--- What you should do ---
Filter for the word "xlabel" and keep each matching line.

[begin Entries provided]

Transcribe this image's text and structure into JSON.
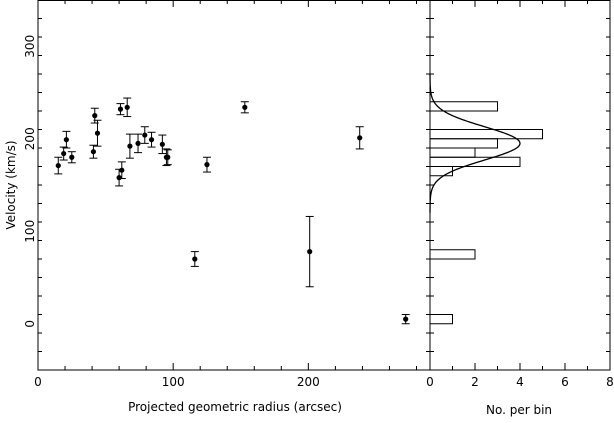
{
  "chart_data": [
    {
      "type": "scatter",
      "xlabel": "Projected geometric radius (arcsec)",
      "ylabel": "Velocity (km/s)",
      "xlim": [
        0,
        290
      ],
      "ylim": [
        -50,
        350
      ],
      "xticks": [
        0,
        100,
        200
      ],
      "yticks": [
        0,
        100,
        200,
        300
      ],
      "points": [
        {
          "x": 15,
          "y": 171,
          "err": 9
        },
        {
          "x": 19,
          "y": 184,
          "err": 7
        },
        {
          "x": 21,
          "y": 199,
          "err": 9
        },
        {
          "x": 25,
          "y": 180,
          "err": 6
        },
        {
          "x": 41,
          "y": 186,
          "err": 7
        },
        {
          "x": 42,
          "y": 225,
          "err": 8
        },
        {
          "x": 44,
          "y": 206,
          "err": 14
        },
        {
          "x": 60,
          "y": 158,
          "err": 9
        },
        {
          "x": 61,
          "y": 232,
          "err": 6
        },
        {
          "x": 62,
          "y": 166,
          "err": 9
        },
        {
          "x": 66,
          "y": 234,
          "err": 10
        },
        {
          "x": 68,
          "y": 192,
          "err": 13
        },
        {
          "x": 74,
          "y": 195,
          "err": 10
        },
        {
          "x": 79,
          "y": 204,
          "err": 9
        },
        {
          "x": 84,
          "y": 199,
          "err": 8
        },
        {
          "x": 92,
          "y": 194,
          "err": 10
        },
        {
          "x": 95,
          "y": 180,
          "err": 9
        },
        {
          "x": 96,
          "y": 180,
          "err": 8
        },
        {
          "x": 116,
          "y": 70,
          "err": 8
        },
        {
          "x": 125,
          "y": 172,
          "err": 8
        },
        {
          "x": 153,
          "y": 234,
          "err": 6
        },
        {
          "x": 201,
          "y": 78,
          "err": 38
        },
        {
          "x": 238,
          "y": 201,
          "err": 12
        },
        {
          "x": 272,
          "y": 5,
          "err": 5
        }
      ]
    },
    {
      "type": "bar",
      "orientation": "horizontal",
      "xlabel": "No. per bin",
      "xlim": [
        0,
        8
      ],
      "xticks": [
        0,
        2,
        4,
        6,
        8
      ],
      "ylim": [
        -50,
        350
      ],
      "bin_width": 10,
      "bins": [
        {
          "from": 0,
          "to": 10,
          "count": 1
        },
        {
          "from": 70,
          "to": 80,
          "count": 2
        },
        {
          "from": 160,
          "to": 170,
          "count": 1
        },
        {
          "from": 170,
          "to": 180,
          "count": 4
        },
        {
          "from": 180,
          "to": 190,
          "count": 2
        },
        {
          "from": 190,
          "to": 200,
          "count": 3
        },
        {
          "from": 200,
          "to": 210,
          "count": 5
        },
        {
          "from": 230,
          "to": 240,
          "count": 3
        }
      ],
      "gaussian_fit": {
        "mean": 195,
        "sigma": 18,
        "peak": 4.0
      }
    }
  ]
}
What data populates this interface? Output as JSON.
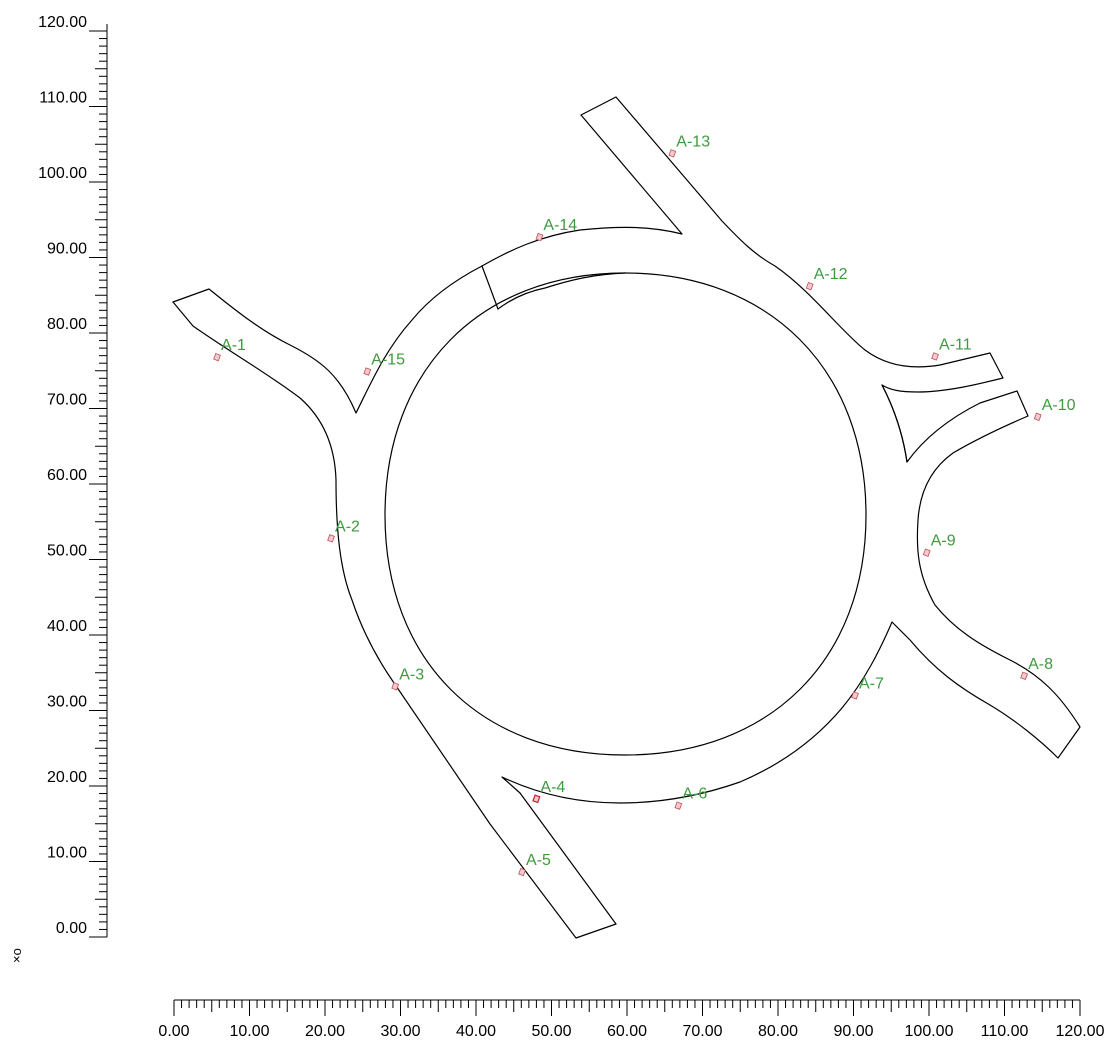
{
  "axes": {
    "x_tick_labels": [
      "0.00",
      "10.00",
      "20.00",
      "30.00",
      "40.00",
      "50.00",
      "60.00",
      "70.00",
      "80.00",
      "90.00",
      "100.00",
      "110.00",
      "120.00"
    ],
    "y_tick_labels": [
      "0.00",
      "10.00",
      "20.00",
      "30.00",
      "40.00",
      "50.00",
      "60.00",
      "70.00",
      "80.00",
      "90.00",
      "100.00",
      "110.00",
      "120.00"
    ],
    "origin_symbol": "×o"
  },
  "points": [
    {
      "id": "A-1",
      "label": "A-1",
      "x": 5.7,
      "y": 76.8
    },
    {
      "id": "A-2",
      "label": "A-2",
      "x": 20.8,
      "y": 52.8
    },
    {
      "id": "A-3",
      "label": "A-3",
      "x": 29.3,
      "y": 33.2
    },
    {
      "id": "A-4",
      "label": "A-4",
      "x": 48.0,
      "y": 18.3
    },
    {
      "id": "A-5",
      "label": "A-5",
      "x": 46.1,
      "y": 8.6
    },
    {
      "id": "A-6",
      "label": "A-6",
      "x": 66.8,
      "y": 17.4
    },
    {
      "id": "A-7",
      "label": "A-7",
      "x": 90.2,
      "y": 32.0
    },
    {
      "id": "A-8",
      "label": "A-8",
      "x": 112.6,
      "y": 34.6
    },
    {
      "id": "A-9",
      "label": "A-9",
      "x": 99.7,
      "y": 50.9
    },
    {
      "id": "A-10",
      "label": "A-10",
      "x": 114.4,
      "y": 68.9
    },
    {
      "id": "A-11",
      "label": "A-11",
      "x": 100.8,
      "y": 76.9
    },
    {
      "id": "A-12",
      "label": "A-12",
      "x": 84.2,
      "y": 86.2
    },
    {
      "id": "A-13",
      "label": "A-13",
      "x": 66.0,
      "y": 103.8
    },
    {
      "id": "A-14",
      "label": "A-14",
      "x": 48.4,
      "y": 92.7
    },
    {
      "id": "A-15",
      "label": "A-15",
      "x": 25.6,
      "y": 74.9
    }
  ],
  "colors": {
    "label": "#3e9a3e",
    "marker_fill": "#f2c9cc",
    "marker_stroke": "#c0505a",
    "road": "#000000"
  }
}
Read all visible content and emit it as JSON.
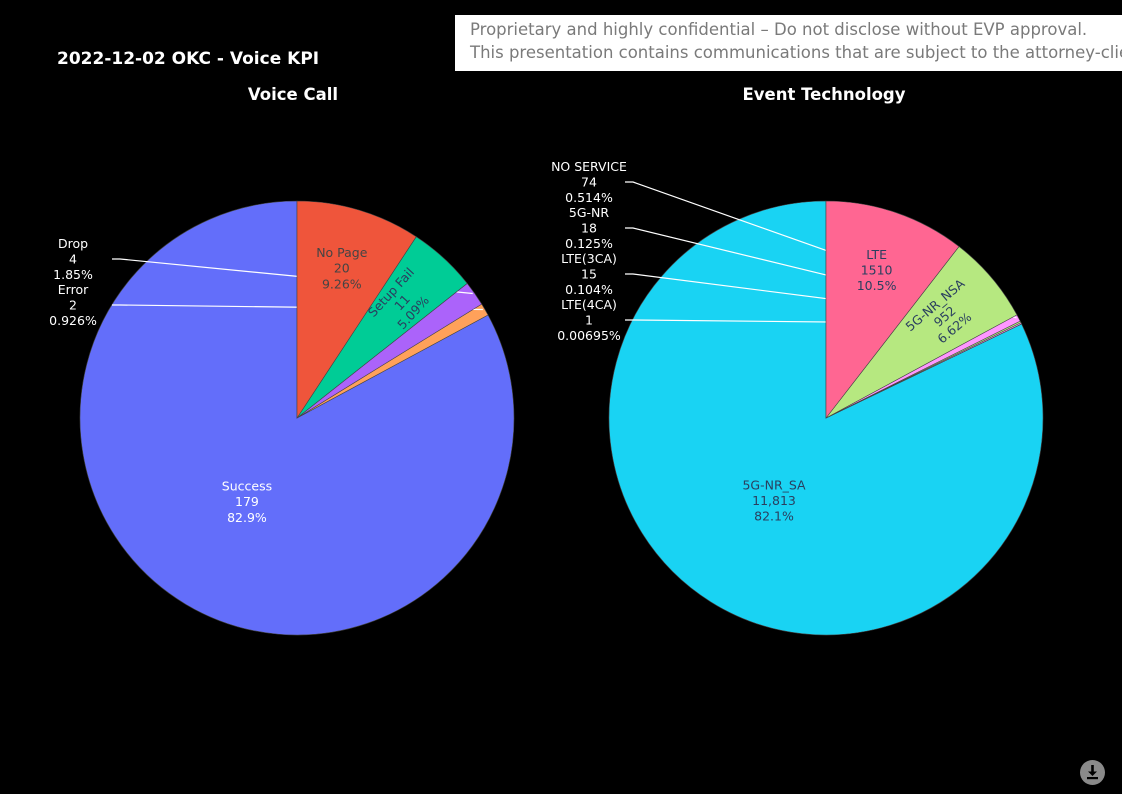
{
  "title": "2022-12-02 OKC - Voice KPI",
  "banner": {
    "line1": "Proprietary and highly confidential – Do not disclose without EVP approval.",
    "line2": "This presentation contains communications that are subject to the attorney-client privilege."
  },
  "toolbar": {
    "download_icon": "download-icon"
  },
  "chart_data": [
    {
      "type": "pie",
      "title": "Voice Call",
      "slices": [
        {
          "label": "Success",
          "value": 179,
          "percent": "82.9%",
          "value_text": "179",
          "color": "#636EFA",
          "text_color": "#ffffff",
          "placement": "inside"
        },
        {
          "label": "Error",
          "value": 2,
          "percent": "0.926%",
          "value_text": "2",
          "color": "#FFA15A",
          "text_color": "#ffffff",
          "placement": "outside"
        },
        {
          "label": "Drop",
          "value": 4,
          "percent": "1.85%",
          "value_text": "4",
          "color": "#AB63FA",
          "text_color": "#ffffff",
          "placement": "outside"
        },
        {
          "label": "Setup Fail",
          "value": 11,
          "percent": "5.09%",
          "value_text": "11",
          "color": "#00CC96",
          "text_color": "#2a3f5f",
          "placement": "radial"
        },
        {
          "label": "No Page",
          "value": 20,
          "percent": "9.26%",
          "value_text": "20",
          "color": "#EF553B",
          "text_color": "#444444",
          "placement": "inside"
        }
      ]
    },
    {
      "type": "pie",
      "title": "Event Technology",
      "slices": [
        {
          "label": "5G-NR_SA",
          "value": 11813,
          "percent": "82.1%",
          "value_text": "11,813",
          "color": "#19D3F3",
          "text_color": "#2a3f5f",
          "placement": "inside"
        },
        {
          "label": "LTE(4CA)",
          "value": 1,
          "percent": "0.00695%",
          "value_text": "1",
          "color": "#FECB52",
          "text_color": "#ffffff",
          "placement": "outside"
        },
        {
          "label": "LTE(3CA)",
          "value": 15,
          "percent": "0.104%",
          "value_text": "15",
          "color": "#FF97FF",
          "text_color": "#ffffff",
          "placement": "outside"
        },
        {
          "label": "5G-NR",
          "value": 18,
          "percent": "0.125%",
          "value_text": "18",
          "color": "#B6E880",
          "text_color": "#ffffff",
          "placement": "outside"
        },
        {
          "label": "NO SERVICE",
          "value": 74,
          "percent": "0.514%",
          "value_text": "74",
          "color": "#FF97FF",
          "text_color": "#ffffff",
          "placement": "outside"
        },
        {
          "label": "5G-NR_NSA",
          "value": 952,
          "percent": "6.62%",
          "value_text": "952",
          "color": "#B6E880",
          "text_color": "#2a3f5f",
          "placement": "radial"
        },
        {
          "label": "LTE",
          "value": 1510,
          "percent": "10.5%",
          "value_text": "1510",
          "color": "#FF6692",
          "text_color": "#2a3f5f",
          "placement": "inside"
        }
      ]
    }
  ]
}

[end Entries provided]

--- Result of the task ---
      "xlabel": "Projected geometric radius (arcsec)",
      "xlabel": "No. per bin",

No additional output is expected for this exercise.